§ **Work item**: Identify every line in the records below that contains the word "name", and copy each of those lines.

§ **Collected data entries**:
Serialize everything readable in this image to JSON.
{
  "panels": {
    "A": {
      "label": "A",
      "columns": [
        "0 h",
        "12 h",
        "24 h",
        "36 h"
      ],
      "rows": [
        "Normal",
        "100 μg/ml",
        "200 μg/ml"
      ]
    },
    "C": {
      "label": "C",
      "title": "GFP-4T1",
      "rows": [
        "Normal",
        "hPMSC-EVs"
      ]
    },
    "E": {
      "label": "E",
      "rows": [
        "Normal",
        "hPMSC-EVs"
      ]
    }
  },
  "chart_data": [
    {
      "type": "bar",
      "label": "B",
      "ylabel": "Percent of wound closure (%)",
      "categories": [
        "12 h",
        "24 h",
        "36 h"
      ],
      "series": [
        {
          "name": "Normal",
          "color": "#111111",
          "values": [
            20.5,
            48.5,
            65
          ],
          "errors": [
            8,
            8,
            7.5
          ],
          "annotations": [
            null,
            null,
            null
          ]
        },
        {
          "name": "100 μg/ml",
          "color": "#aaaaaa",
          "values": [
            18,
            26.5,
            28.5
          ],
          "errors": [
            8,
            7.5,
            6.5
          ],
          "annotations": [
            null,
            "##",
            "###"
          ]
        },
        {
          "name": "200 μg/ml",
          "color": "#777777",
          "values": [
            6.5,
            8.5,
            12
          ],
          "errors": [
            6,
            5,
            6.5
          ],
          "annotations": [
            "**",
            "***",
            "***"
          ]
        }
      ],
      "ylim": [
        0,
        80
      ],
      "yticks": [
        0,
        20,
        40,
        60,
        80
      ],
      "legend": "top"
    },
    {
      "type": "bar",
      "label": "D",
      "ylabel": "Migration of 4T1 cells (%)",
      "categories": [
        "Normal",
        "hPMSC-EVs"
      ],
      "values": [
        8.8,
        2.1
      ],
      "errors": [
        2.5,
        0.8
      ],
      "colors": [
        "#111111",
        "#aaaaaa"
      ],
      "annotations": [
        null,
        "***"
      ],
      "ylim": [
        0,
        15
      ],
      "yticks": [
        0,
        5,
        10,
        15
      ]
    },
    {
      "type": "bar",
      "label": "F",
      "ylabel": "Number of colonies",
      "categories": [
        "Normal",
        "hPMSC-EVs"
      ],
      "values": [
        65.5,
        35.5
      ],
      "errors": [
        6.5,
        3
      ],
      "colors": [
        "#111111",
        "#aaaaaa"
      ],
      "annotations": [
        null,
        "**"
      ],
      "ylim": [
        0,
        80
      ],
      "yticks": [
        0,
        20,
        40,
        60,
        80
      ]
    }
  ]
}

...

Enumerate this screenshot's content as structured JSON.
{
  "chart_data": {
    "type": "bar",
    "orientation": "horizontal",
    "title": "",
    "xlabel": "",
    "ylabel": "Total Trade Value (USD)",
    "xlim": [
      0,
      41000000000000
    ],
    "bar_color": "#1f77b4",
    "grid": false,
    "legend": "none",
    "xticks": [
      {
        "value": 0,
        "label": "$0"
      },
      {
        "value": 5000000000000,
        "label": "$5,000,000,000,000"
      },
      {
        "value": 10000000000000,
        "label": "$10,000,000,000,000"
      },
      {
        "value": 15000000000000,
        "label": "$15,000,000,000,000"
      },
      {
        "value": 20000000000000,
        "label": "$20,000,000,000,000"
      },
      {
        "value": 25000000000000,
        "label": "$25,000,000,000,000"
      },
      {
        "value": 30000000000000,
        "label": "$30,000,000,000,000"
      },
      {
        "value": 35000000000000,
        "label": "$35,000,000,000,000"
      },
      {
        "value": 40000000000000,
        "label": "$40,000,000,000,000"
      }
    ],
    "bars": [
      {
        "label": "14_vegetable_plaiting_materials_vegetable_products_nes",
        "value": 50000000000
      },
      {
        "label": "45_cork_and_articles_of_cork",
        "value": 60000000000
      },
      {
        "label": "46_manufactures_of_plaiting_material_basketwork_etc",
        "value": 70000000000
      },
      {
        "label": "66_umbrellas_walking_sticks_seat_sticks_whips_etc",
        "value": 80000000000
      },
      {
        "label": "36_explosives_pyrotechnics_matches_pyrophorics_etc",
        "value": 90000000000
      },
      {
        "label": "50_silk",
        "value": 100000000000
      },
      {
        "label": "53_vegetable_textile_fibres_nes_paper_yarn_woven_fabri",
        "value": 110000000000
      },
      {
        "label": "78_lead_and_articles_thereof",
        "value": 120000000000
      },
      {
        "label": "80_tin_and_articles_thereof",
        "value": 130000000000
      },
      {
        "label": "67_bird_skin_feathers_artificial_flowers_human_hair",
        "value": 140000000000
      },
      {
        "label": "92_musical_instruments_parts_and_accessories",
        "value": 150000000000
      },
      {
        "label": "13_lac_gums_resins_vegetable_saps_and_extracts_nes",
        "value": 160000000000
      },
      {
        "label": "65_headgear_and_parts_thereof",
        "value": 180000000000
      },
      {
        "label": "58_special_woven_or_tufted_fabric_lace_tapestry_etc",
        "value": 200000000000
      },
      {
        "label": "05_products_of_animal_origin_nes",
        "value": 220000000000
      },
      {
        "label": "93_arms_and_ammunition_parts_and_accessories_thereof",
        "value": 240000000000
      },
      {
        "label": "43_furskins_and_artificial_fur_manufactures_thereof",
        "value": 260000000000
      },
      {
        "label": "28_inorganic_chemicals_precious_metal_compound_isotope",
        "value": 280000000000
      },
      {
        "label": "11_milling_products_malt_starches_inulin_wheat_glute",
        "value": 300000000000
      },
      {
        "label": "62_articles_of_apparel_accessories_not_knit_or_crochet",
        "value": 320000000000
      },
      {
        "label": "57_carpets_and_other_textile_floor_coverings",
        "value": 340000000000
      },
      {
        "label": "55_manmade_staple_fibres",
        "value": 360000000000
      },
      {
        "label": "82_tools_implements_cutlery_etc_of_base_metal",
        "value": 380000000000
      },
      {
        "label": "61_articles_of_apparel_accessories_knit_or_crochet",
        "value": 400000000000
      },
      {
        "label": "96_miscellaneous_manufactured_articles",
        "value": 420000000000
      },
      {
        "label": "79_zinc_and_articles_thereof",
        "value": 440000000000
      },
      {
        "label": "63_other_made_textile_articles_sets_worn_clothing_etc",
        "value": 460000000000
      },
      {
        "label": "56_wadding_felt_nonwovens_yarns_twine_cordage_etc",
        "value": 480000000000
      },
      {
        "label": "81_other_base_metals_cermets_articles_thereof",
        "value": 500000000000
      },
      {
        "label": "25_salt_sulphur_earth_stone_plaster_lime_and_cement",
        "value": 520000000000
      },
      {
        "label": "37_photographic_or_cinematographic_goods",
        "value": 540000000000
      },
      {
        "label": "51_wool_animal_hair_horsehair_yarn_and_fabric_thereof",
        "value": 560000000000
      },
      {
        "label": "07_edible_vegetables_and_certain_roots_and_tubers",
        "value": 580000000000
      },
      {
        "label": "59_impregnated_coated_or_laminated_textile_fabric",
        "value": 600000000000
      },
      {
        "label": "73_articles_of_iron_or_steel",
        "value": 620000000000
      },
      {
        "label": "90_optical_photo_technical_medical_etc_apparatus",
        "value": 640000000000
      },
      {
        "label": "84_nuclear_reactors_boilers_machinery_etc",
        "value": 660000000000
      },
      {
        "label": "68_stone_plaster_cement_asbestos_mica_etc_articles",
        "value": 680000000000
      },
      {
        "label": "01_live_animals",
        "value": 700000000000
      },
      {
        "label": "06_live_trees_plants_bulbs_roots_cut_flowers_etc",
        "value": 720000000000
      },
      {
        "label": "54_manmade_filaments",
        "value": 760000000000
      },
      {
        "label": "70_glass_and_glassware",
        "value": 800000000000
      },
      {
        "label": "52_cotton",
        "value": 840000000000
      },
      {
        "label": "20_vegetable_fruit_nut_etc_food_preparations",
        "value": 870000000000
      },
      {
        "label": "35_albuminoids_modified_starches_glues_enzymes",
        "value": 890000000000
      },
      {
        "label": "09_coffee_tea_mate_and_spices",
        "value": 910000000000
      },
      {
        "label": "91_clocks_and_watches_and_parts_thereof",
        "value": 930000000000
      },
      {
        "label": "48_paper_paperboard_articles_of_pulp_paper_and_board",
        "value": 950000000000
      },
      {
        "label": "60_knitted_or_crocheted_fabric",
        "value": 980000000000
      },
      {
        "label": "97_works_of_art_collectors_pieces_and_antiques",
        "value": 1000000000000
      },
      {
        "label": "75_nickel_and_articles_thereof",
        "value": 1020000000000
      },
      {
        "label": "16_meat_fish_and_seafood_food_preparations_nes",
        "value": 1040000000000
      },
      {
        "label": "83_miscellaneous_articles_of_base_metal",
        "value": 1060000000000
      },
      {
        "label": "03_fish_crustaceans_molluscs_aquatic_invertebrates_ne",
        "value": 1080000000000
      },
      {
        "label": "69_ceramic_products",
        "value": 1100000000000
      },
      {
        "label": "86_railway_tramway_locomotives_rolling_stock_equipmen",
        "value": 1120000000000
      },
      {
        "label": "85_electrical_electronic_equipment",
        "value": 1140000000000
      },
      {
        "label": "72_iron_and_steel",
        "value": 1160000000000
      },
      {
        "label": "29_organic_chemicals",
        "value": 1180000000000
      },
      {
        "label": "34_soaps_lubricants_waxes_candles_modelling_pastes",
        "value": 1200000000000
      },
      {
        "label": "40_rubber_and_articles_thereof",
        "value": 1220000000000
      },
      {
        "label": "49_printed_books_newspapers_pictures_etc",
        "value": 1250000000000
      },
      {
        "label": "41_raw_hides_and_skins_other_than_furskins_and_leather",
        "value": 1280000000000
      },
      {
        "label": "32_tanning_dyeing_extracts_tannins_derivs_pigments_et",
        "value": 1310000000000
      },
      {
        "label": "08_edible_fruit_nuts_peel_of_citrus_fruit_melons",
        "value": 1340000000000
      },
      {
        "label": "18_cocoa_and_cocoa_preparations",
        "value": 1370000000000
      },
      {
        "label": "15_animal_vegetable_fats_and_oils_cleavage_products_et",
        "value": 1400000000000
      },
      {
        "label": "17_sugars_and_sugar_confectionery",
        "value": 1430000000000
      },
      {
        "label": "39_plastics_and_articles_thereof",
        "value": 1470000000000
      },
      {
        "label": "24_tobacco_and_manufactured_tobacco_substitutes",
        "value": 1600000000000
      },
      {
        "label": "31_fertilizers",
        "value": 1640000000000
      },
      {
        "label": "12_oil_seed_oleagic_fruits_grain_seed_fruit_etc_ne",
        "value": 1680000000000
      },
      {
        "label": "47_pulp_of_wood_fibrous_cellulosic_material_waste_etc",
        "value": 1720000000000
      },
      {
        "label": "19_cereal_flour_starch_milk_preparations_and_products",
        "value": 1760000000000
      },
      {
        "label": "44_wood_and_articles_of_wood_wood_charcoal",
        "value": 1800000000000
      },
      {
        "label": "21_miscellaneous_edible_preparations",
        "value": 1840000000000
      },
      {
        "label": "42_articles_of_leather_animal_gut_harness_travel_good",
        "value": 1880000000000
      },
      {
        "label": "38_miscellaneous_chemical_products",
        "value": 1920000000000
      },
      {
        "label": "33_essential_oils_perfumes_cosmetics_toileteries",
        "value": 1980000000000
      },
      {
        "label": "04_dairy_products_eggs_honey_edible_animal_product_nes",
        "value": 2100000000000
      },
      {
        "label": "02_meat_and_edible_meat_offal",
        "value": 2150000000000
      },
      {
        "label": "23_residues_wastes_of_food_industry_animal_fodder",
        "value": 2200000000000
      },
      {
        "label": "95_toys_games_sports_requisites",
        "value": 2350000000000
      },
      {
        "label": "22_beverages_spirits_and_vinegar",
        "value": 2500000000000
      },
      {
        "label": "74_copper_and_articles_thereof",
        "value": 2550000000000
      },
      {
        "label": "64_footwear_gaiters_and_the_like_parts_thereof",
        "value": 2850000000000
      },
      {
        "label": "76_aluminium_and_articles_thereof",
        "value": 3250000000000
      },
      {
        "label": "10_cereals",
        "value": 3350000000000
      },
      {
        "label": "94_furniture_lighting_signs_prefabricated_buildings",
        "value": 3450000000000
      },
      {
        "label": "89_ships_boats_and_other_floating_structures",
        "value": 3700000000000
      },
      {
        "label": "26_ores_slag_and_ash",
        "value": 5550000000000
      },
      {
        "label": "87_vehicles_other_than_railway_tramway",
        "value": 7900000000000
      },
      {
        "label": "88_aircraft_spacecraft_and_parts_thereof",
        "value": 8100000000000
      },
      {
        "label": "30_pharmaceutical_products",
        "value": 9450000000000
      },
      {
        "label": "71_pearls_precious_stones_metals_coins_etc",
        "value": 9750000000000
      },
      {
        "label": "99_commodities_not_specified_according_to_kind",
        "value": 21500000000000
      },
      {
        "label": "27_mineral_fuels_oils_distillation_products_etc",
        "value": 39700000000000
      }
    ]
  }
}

§ **Solution below**:
          "name": "Normal",
          "name": "100 μg/ml",
          "name": "200 μg/ml",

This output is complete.